» **TASK PROMPT**
Track down each line that has the word "本地连接" and copy it.

» **DATA SHOWN**
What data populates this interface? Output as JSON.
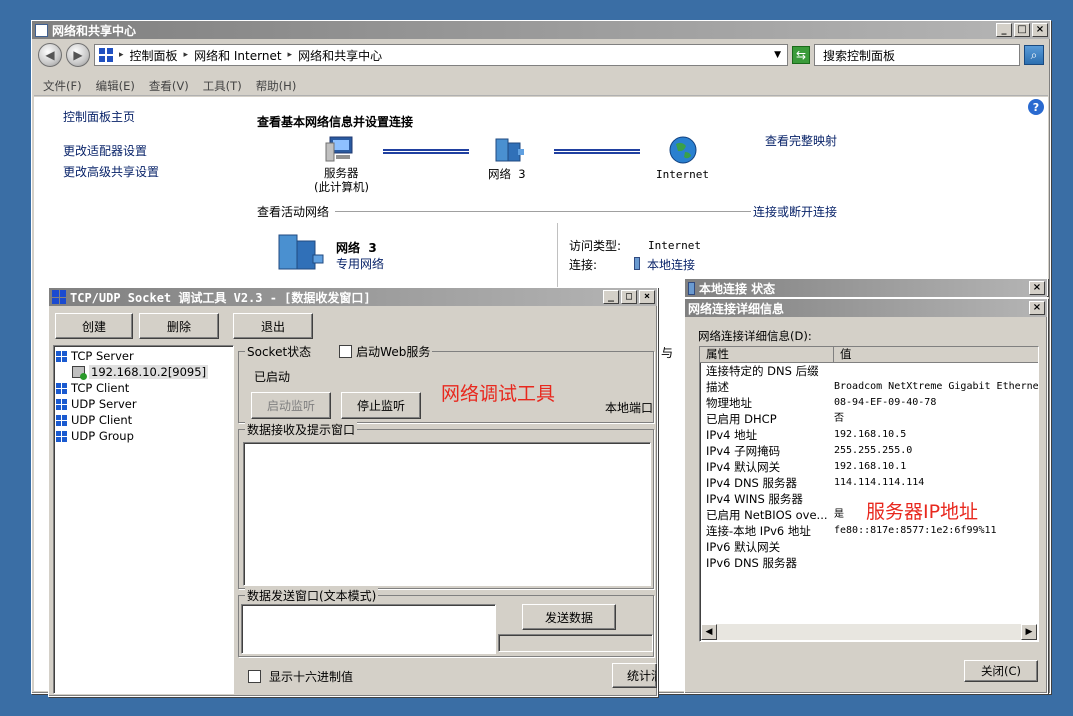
{
  "explorer": {
    "title": "网络和共享中心",
    "breadcrumb": [
      "控制面板",
      "网络和 Internet",
      "网络和共享中心"
    ],
    "search_placeholder": "搜索控制面板",
    "menu": [
      "文件(F)",
      "编辑(E)",
      "查看(V)",
      "工具(T)",
      "帮助(H)"
    ],
    "sidebar": {
      "home": "控制面板主页",
      "links": [
        "更改适配器设置",
        "更改高级共享设置"
      ]
    },
    "heading": "查看基本网络信息并设置连接",
    "map": {
      "computer_label": "服务器",
      "computer_sub": "(此计算机)",
      "network_label": "网络  3",
      "internet_label": "Internet",
      "full_map_link": "查看完整映射"
    },
    "active_networks_label": "查看活动网络",
    "connect_link": "连接或断开连接",
    "network_name": "网络  3",
    "network_type": "专用网络",
    "access_type_label": "访问类型:",
    "access_type_value": "Internet",
    "connections_label": "连接:",
    "connections_value": "本地连接",
    "fragments": [
      "与",
      "本地端口"
    ]
  },
  "tcp_tool": {
    "title": "TCP/UDP Socket 调试工具 V2.3 - [数据收发窗口]",
    "buttons": {
      "create": "创建",
      "delete": "删除",
      "exit": "退出"
    },
    "tree": {
      "tcp_server": "TCP Server",
      "tcp_server_child": "192.168.10.2[9095]",
      "tcp_client": "TCP Client",
      "udp_server": "UDP Server",
      "udp_client": "UDP Client",
      "udp_group": "UDP Group"
    },
    "socket_state_label": "Socket状态",
    "web_service_label": "启动Web服务",
    "state_value": "已启动",
    "start_listen": "启动监听",
    "stop_listen": "停止监听",
    "local_port_label": "本地端口",
    "recv_label": "数据接收及提示窗口",
    "send_label": "数据发送窗口(文本模式)",
    "send_button": "发送数据",
    "hex_label": "显示十六进制值",
    "stats_button": "统计清"
  },
  "status_window": {
    "title": "本地连接 状态"
  },
  "details_window": {
    "title": "网络连接详细信息",
    "section_label": "网络连接详细信息(D):",
    "col_property": "属性",
    "col_value": "值",
    "rows": [
      {
        "k": "连接特定的 DNS 后缀",
        "v": ""
      },
      {
        "k": "描述",
        "v": "Broadcom NetXtreme Gigabit Etherne"
      },
      {
        "k": "物理地址",
        "v": "08-94-EF-09-40-78"
      },
      {
        "k": "已启用 DHCP",
        "v": "否"
      },
      {
        "k": "IPv4 地址",
        "v": "192.168.10.5"
      },
      {
        "k": "IPv4 子网掩码",
        "v": "255.255.255.0"
      },
      {
        "k": "IPv4 默认网关",
        "v": "192.168.10.1"
      },
      {
        "k": "IPv4 DNS 服务器",
        "v": "114.114.114.114"
      },
      {
        "k": "IPv4 WINS 服务器",
        "v": ""
      },
      {
        "k": "已启用 NetBIOS ove...",
        "v": "是"
      },
      {
        "k": "连接-本地 IPv6 地址",
        "v": "fe80::817e:8577:1e2:6f99%11"
      },
      {
        "k": "IPv6 默认网关",
        "v": ""
      },
      {
        "k": "IPv6 DNS 服务器",
        "v": ""
      }
    ],
    "close_button": "关闭(C)"
  },
  "annotations": {
    "tool_note": "网络调试工具",
    "ip_note": "服务器IP地址",
    "color": "#e8281e"
  }
}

» **THE OUTPUT**
    "connections_value": "本地连接",
    "title": "本地连接 状态"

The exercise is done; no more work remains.